# [Records to use]
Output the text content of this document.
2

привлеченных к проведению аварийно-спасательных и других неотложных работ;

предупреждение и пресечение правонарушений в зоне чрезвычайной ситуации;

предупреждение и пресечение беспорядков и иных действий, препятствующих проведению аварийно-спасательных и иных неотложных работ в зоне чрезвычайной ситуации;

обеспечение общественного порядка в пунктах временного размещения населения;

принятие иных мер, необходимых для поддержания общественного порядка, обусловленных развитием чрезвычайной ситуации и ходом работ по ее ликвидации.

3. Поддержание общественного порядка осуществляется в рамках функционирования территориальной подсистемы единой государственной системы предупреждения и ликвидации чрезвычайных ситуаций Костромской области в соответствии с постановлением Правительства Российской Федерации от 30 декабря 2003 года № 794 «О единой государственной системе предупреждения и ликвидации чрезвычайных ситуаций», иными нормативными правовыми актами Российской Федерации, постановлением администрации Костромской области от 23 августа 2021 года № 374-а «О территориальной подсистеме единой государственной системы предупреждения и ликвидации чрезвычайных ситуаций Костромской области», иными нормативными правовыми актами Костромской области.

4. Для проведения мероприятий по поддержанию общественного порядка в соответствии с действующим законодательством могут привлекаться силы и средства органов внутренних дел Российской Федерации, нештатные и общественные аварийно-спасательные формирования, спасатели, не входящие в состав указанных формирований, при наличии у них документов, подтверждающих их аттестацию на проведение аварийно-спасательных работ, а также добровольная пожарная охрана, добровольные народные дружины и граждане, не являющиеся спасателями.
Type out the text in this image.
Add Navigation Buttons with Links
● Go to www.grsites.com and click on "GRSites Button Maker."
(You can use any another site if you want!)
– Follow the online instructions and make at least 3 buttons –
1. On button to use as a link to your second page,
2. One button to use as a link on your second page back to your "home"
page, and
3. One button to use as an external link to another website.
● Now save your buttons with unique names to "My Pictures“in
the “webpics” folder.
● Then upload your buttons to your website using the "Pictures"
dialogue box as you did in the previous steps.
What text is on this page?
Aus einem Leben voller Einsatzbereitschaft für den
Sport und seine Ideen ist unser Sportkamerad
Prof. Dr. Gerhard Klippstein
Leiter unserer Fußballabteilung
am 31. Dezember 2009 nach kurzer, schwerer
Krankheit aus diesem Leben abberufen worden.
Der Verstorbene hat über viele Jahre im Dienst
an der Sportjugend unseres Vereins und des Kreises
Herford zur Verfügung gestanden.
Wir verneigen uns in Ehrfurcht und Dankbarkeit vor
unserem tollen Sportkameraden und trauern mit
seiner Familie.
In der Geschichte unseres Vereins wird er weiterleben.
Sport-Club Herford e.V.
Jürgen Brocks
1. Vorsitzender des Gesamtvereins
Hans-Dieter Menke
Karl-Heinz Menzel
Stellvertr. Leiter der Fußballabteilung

# [Directions]
Look through the listing and extract every line with "Leiter" in it.

# [Answer to the exercise]
Leiter unserer Fußballabteilung
Stellvertr. Leiter der Fußballabteilung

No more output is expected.